# WHAT NEEDS TO BE DONE:
Identify the lines holding "katastru" and copy them.

# Saved entries:
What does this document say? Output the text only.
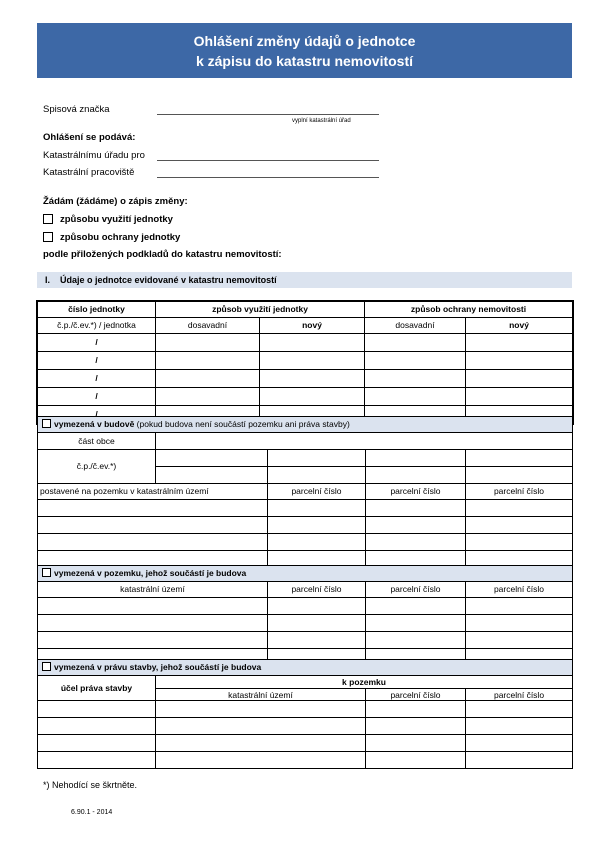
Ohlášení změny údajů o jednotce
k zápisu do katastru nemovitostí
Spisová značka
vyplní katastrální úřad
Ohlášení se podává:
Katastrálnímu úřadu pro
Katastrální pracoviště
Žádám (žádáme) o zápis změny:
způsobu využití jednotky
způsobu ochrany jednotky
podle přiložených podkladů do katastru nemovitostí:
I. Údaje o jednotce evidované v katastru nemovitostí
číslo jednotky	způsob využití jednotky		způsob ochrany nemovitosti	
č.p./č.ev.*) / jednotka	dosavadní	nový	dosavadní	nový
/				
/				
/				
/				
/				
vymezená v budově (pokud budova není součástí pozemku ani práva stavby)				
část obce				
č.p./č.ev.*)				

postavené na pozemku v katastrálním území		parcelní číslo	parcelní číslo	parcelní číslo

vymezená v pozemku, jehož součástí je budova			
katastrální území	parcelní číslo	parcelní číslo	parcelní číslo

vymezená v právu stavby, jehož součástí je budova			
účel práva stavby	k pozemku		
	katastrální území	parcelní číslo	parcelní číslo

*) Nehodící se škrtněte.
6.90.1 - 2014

# SOLUTION TO THE PROBLEM:
k zápisu do katastru nemovitostí
podle přiložených podkladů do katastru nemovitostí:
I. Údaje o jednotce evidované v katastru nemovitostí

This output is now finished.